==== INFORMATION SUPPLIED ====

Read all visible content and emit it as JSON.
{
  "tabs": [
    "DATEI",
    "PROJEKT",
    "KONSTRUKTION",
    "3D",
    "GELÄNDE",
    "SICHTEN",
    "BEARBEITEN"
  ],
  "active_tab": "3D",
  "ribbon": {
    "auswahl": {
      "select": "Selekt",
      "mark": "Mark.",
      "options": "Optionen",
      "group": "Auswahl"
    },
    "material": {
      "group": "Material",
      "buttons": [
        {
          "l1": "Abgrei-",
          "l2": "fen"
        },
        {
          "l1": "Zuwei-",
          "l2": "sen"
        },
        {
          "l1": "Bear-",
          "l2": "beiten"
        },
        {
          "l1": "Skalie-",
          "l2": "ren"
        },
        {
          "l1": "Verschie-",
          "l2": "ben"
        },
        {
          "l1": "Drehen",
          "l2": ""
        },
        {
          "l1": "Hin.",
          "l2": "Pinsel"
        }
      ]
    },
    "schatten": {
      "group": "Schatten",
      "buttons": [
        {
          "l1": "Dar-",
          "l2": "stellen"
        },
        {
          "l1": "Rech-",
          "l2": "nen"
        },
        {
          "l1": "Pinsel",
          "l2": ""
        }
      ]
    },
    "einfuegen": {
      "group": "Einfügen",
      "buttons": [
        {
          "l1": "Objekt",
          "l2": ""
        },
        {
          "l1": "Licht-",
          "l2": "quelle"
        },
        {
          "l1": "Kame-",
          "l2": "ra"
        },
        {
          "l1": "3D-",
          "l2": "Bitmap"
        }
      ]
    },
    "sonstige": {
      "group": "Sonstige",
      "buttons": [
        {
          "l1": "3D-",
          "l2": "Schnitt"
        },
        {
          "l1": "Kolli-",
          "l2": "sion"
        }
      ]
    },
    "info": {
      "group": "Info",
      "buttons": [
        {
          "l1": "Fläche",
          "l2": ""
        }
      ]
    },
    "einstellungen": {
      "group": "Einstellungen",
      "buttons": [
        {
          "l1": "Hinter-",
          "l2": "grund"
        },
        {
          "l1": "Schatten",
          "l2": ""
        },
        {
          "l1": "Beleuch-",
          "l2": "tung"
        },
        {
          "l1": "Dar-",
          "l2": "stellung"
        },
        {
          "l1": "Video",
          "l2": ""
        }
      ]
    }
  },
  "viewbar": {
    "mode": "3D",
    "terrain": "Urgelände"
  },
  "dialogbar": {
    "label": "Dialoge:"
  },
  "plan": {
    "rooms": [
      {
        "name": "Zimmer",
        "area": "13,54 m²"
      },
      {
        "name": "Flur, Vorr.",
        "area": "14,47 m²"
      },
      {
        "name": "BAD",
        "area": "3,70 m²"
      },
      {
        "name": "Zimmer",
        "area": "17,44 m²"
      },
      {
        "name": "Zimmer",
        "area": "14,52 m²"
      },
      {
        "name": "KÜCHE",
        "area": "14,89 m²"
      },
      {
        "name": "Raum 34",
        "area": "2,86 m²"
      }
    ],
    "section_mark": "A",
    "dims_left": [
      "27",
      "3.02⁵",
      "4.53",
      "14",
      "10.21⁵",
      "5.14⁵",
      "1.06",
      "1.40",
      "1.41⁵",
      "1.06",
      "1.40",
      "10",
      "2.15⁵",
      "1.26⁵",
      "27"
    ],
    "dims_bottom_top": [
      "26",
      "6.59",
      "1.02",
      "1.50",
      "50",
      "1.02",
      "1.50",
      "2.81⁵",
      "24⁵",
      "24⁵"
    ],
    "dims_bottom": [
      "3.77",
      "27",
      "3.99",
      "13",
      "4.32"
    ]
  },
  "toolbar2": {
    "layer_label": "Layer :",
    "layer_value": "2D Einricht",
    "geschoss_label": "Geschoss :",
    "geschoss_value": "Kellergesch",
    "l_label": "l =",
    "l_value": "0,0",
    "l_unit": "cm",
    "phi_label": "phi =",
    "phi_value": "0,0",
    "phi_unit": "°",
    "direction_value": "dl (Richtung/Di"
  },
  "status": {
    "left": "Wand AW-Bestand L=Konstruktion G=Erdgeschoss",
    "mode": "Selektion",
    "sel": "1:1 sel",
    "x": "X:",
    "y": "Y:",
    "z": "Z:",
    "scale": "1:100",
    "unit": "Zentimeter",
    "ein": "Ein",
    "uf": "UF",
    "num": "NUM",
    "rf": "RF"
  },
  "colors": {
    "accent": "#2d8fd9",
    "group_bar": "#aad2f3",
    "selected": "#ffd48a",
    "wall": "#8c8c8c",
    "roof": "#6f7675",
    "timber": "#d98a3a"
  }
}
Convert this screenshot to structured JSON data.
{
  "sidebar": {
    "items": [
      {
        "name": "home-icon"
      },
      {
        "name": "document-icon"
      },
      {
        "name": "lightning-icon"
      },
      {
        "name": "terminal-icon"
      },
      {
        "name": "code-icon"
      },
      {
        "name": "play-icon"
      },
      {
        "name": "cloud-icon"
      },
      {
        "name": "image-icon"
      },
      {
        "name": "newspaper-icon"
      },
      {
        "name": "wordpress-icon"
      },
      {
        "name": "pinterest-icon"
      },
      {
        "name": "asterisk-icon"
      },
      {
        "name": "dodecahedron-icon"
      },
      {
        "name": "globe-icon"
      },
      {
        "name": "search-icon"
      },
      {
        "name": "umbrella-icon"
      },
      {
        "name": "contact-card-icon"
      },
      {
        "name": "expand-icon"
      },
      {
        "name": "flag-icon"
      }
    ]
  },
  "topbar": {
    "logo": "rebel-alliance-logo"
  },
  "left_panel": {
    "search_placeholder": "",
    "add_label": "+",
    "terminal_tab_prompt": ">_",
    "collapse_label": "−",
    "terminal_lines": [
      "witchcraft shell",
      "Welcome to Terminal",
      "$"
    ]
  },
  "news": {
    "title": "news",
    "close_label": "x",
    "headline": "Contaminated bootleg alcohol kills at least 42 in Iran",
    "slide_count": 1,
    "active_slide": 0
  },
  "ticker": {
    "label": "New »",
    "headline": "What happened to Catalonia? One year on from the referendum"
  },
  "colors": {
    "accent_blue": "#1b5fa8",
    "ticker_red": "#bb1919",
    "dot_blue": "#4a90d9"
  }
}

====

◆ **GOAL OF THE EXERCISE**: Repeat the records above exactly, leaving none out.

◆ **EXERCISE OUTPUT**:
Read all visible content and emit it as JSON.
{
  "tabs": [
    "DATEI",
    "PROJEKT",
    "KONSTRUKTION",
    "3D",
    "GELÄNDE",
    "SICHTEN",
    "BEARBEITEN"
  ],
  "active_tab": "3D",
  "ribbon": {
    "auswahl": {
      "select": "Selekt",
      "mark": "Mark.",
      "options": "Optionen",
      "group": "Auswahl"
    },
    "material": {
      "group": "Material",
      "buttons": [
        {
          "l1": "Abgrei-",
          "l2": "fen"
        },
        {
          "l1": "Zuwei-",
          "l2": "sen"
        },
        {
          "l1": "Bear-",
          "l2": "beiten"
        },
        {
          "l1": "Skalie-",
          "l2": "ren"
        },
        {
          "l1": "Verschie-",
          "l2": "ben"
        },
        {
          "l1": "Drehen",
          "l2": ""
        },
        {
          "l1": "Hin.",
          "l2": "Pinsel"
        }
      ]
    },
    "schatten": {
      "group": "Schatten",
      "buttons": [
        {
          "l1": "Dar-",
          "l2": "stellen"
        },
        {
          "l1": "Rech-",
          "l2": "nen"
        },
        {
          "l1": "Pinsel",
          "l2": ""
        }
      ]
    },
    "einfuegen": {
      "group": "Einfügen",
      "buttons": [
        {
          "l1": "Objekt",
          "l2": ""
        },
        {
          "l1": "Licht-",
          "l2": "quelle"
        },
        {
          "l1": "Kame-",
          "l2": "ra"
        },
        {
          "l1": "3D-",
          "l2": "Bitmap"
        }
      ]
    },
    "sonstige": {
      "group": "Sonstige",
      "buttons": [
        {
          "l1": "3D-",
          "l2": "Schnitt"
        },
        {
          "l1": "Kolli-",
          "l2": "sion"
        }
      ]
    },
    "info": {
      "group": "Info",
      "buttons": [
        {
          "l1": "Fläche",
          "l2": ""
        }
      ]
    },
    "einstellungen": {
      "group": "Einstellungen",
      "buttons": [
        {
          "l1": "Hinter-",
          "l2": "grund"
        },
        {
          "l1": "Schatten",
          "l2": ""
        },
        {
          "l1": "Beleuch-",
          "l2": "tung"
        },
        {
          "l1": "Dar-",
          "l2": "stellung"
        },
        {
          "l1": "Video",
          "l2": ""
        }
      ]
    }
  },
  "viewbar": {
    "mode": "3D",
    "terrain": "Urgelände"
  },
  "dialogbar": {
    "label": "Dialoge:"
  },
  "plan": {
    "rooms": [
      {
        "name": "Zimmer",
        "area": "13,54 m²"
      },
      {
        "name": "Flur, Vorr.",
        "area": "14,47 m²"
      },
      {
        "name": "BAD",
        "area": "3,70 m²"
      },
      {
        "name": "Zimmer",
        "area": "17,44 m²"
      },
      {
        "name": "Zimmer",
        "area": "14,52 m²"
      },
      {
        "name": "KÜCHE",
        "area": "14,89 m²"
      },
      {
        "name": "Raum 34",
        "area": "2,86 m²"
      }
    ],
    "section_mark": "A",
    "dims_left": [
      "27",
      "3.02⁵",
      "4.53",
      "14",
      "10.21⁵",
      "5.14⁵",
      "1.06",
      "1.40",
      "1.41⁵",
      "1.06",
      "1.40",
      "10",
      "2.15⁵",
      "1.26⁵",
      "27"
    ],
    "dims_bottom_top": [
      "26",
      "6.59",
      "1.02",
      "1.50",
      "50",
      "1.02",
      "1.50",
      "2.81⁵",
      "24⁵",
      "24⁵"
    ],
    "dims_bottom": [
      "3.77",
      "27",
      "3.99",
      "13",
      "4.32"
    ]
  },
  "toolbar2": {
    "layer_label": "Layer :",
    "layer_value": "2D Einricht",
    "geschoss_label": "Geschoss :",
    "geschoss_value": "Kellergesch",
    "l_label": "l =",
    "l_value": "0,0",
    "l_unit": "cm",
    "phi_label": "phi =",
    "phi_value": "0,0",
    "phi_unit": "°",
    "direction_value": "dl (Richtung/Di"
  },
  "status": {
    "left": "Wand AW-Bestand L=Konstruktion G=Erdgeschoss",
    "mode": "Selektion",
    "sel": "1:1 sel",
    "x": "X:",
    "y": "Y:",
    "z": "Z:",
    "scale": "1:100",
    "unit": "Zentimeter",
    "ein": "Ein",
    "uf": "UF",
    "num": "NUM",
    "rf": "RF"
  },
  "colors": {
    "accent": "#2d8fd9",
    "group_bar": "#aad2f3",
    "selected": "#ffd48a",
    "wall": "#8c8c8c",
    "roof": "#6f7675",
    "timber": "#d98a3a"
  }
}
Convert this screenshot to structured JSON data.
{
  "sidebar": {
    "items": [
      {
        "name": "home-icon"
      },
      {
        "name": "document-icon"
      },
      {
        "name": "lightning-icon"
      },
      {
        "name": "terminal-icon"
      },
      {
        "name": "code-icon"
      },
      {
        "name": "play-icon"
      },
      {
        "name": "cloud-icon"
      },
      {
        "name": "image-icon"
      },
      {
        "name": "newspaper-icon"
      },
      {
        "name": "wordpress-icon"
      },
      {
        "name": "pinterest-icon"
      },
      {
        "name": "asterisk-icon"
      },
      {
        "name": "dodecahedron-icon"
      },
      {
        "name": "globe-icon"
      },
      {
        "name": "search-icon"
      },
      {
        "name": "umbrella-icon"
      },
      {
        "name": "contact-card-icon"
      },
      {
        "name": "expand-icon"
      },
      {
        "name": "flag-icon"
      }
    ]
  },
  "topbar": {
    "logo": "rebel-alliance-logo"
  },
  "left_panel": {
    "search_placeholder": "",
    "add_label": "+",
    "terminal_tab_prompt": ">_",
    "collapse_label": "−",
    "terminal_lines": [
      "witchcraft shell",
      "Welcome to Terminal",
      "$"
    ]
  },
  "news": {
    "title": "news",
    "close_label": "x",
    "headline": "Contaminated bootleg alcohol kills at least 42 in Iran",
    "slide_count": 1,
    "active_slide": 0
  },
  "ticker": {
    "label": "New »",
    "headline": "What happened to Catalonia? One year on from the referendum"
  },
  "colors": {
    "accent_blue": "#1b5fa8",
    "ticker_red": "#bb1919",
    "dot_blue": "#4a90d9"
  }
}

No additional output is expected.